## Records for this task
****************************************

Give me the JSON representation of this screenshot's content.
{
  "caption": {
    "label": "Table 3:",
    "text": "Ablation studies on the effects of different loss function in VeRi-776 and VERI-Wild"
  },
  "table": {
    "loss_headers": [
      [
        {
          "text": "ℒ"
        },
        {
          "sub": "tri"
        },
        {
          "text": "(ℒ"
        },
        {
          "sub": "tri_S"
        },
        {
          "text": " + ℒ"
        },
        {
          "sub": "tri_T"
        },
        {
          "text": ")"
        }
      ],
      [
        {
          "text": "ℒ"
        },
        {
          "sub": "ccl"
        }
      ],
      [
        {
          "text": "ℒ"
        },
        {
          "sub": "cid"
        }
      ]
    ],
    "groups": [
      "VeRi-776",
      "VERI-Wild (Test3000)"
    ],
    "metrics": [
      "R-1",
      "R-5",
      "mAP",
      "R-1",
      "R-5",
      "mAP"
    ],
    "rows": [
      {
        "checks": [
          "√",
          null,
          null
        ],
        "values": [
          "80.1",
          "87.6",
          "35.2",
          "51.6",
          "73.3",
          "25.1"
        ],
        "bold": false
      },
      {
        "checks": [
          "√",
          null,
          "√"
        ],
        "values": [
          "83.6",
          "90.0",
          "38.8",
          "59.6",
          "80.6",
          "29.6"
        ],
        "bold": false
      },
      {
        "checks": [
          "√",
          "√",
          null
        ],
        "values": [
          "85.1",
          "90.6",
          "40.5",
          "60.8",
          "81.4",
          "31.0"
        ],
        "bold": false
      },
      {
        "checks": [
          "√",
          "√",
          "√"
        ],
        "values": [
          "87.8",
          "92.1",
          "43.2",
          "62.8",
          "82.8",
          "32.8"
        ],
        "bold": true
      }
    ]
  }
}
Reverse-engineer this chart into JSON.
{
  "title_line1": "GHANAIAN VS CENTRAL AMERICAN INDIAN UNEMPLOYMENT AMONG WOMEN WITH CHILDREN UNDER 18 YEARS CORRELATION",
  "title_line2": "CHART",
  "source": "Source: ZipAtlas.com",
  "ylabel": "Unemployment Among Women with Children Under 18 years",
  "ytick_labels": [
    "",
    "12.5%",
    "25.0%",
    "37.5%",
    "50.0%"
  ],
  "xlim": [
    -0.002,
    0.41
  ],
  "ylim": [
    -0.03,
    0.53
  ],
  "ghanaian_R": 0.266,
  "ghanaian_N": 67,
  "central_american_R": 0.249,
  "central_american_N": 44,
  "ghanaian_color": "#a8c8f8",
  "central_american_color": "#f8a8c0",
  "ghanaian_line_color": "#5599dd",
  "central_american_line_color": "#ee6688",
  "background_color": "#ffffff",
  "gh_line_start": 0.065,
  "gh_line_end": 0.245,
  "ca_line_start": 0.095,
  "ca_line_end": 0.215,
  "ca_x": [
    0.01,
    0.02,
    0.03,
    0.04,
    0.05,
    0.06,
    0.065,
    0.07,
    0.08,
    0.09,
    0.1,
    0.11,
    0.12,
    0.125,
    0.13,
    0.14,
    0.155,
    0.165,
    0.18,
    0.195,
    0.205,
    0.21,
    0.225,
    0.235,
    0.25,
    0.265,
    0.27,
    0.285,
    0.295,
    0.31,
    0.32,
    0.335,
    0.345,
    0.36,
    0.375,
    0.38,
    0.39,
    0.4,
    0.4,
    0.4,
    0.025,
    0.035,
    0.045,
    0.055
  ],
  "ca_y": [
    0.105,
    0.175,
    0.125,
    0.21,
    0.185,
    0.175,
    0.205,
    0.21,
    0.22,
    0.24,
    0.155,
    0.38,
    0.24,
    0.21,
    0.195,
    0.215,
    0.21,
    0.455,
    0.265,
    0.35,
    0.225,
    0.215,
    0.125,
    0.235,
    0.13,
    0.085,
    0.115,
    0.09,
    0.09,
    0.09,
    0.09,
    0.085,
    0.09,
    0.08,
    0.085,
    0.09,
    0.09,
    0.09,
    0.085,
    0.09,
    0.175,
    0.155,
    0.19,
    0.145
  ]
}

****************************************

## Your task
Output each entry precisely as given.

## Output for this exercise
Give me the JSON representation of this screenshot's content.
{
  "caption": {
    "label": "Table 3:",
    "text": "Ablation studies on the effects of different loss function in VeRi-776 and VERI-Wild"
  },
  "table": {
    "loss_headers": [
      [
        {
          "text": "ℒ"
        },
        {
          "sub": "tri"
        },
        {
          "text": "(ℒ"
        },
        {
          "sub": "tri_S"
        },
        {
          "text": " + ℒ"
        },
        {
          "sub": "tri_T"
        },
        {
          "text": ")"
        }
      ],
      [
        {
          "text": "ℒ"
        },
        {
          "sub": "ccl"
        }
      ],
      [
        {
          "text": "ℒ"
        },
        {
          "sub": "cid"
        }
      ]
    ],
    "groups": [
      "VeRi-776",
      "VERI-Wild (Test3000)"
    ],
    "metrics": [
      "R-1",
      "R-5",
      "mAP",
      "R-1",
      "R-5",
      "mAP"
    ],
    "rows": [
      {
        "checks": [
          "√",
          null,
          null
        ],
        "values": [
          "80.1",
          "87.6",
          "35.2",
          "51.6",
          "73.3",
          "25.1"
        ],
        "bold": false
      },
      {
        "checks": [
          "√",
          null,
          "√"
        ],
        "values": [
          "83.6",
          "90.0",
          "38.8",
          "59.6",
          "80.6",
          "29.6"
        ],
        "bold": false
      },
      {
        "checks": [
          "√",
          "√",
          null
        ],
        "values": [
          "85.1",
          "90.6",
          "40.5",
          "60.8",
          "81.4",
          "31.0"
        ],
        "bold": false
      },
      {
        "checks": [
          "√",
          "√",
          "√"
        ],
        "values": [
          "87.8",
          "92.1",
          "43.2",
          "62.8",
          "82.8",
          "32.8"
        ],
        "bold": true
      }
    ]
  }
}
Reverse-engineer this chart into JSON.
{
  "title_line1": "GHANAIAN VS CENTRAL AMERICAN INDIAN UNEMPLOYMENT AMONG WOMEN WITH CHILDREN UNDER 18 YEARS CORRELATION",
  "title_line2": "CHART",
  "source": "Source: ZipAtlas.com",
  "ylabel": "Unemployment Among Women with Children Under 18 years",
  "ytick_labels": [
    "",
    "12.5%",
    "25.0%",
    "37.5%",
    "50.0%"
  ],
  "xlim": [
    -0.002,
    0.41
  ],
  "ylim": [
    -0.03,
    0.53
  ],
  "ghanaian_R": 0.266,
  "ghanaian_N": 67,
  "central_american_R": 0.249,
  "central_american_N": 44,
  "ghanaian_color": "#a8c8f8",
  "central_american_color": "#f8a8c0",
  "ghanaian_line_color": "#5599dd",
  "central_american_line_color": "#ee6688",
  "background_color": "#ffffff",
  "gh_line_start": 0.065,
  "gh_line_end": 0.245,
  "ca_line_start": 0.095,
  "ca_line_end": 0.215,
  "ca_x": [
    0.01,
    0.02,
    0.03,
    0.04,
    0.05,
    0.06,
    0.065,
    0.07,
    0.08,
    0.09,
    0.1,
    0.11,
    0.12,
    0.125,
    0.13,
    0.14,
    0.155,
    0.165,
    0.18,
    0.195,
    0.205,
    0.21,
    0.225,
    0.235,
    0.25,
    0.265,
    0.27,
    0.285,
    0.295,
    0.31,
    0.32,
    0.335,
    0.345,
    0.36,
    0.375,
    0.38,
    0.39,
    0.4,
    0.4,
    0.4,
    0.025,
    0.035,
    0.045,
    0.055
  ],
  "ca_y": [
    0.105,
    0.175,
    0.125,
    0.21,
    0.185,
    0.175,
    0.205,
    0.21,
    0.22,
    0.24,
    0.155,
    0.38,
    0.24,
    0.21,
    0.195,
    0.215,
    0.21,
    0.455,
    0.265,
    0.35,
    0.225,
    0.215,
    0.125,
    0.235,
    0.13,
    0.085,
    0.115,
    0.09,
    0.09,
    0.09,
    0.09,
    0.085,
    0.09,
    0.08,
    0.085,
    0.09,
    0.09,
    0.09,
    0.085,
    0.09,
    0.175,
    0.155,
    0.19,
    0.145
  ]
}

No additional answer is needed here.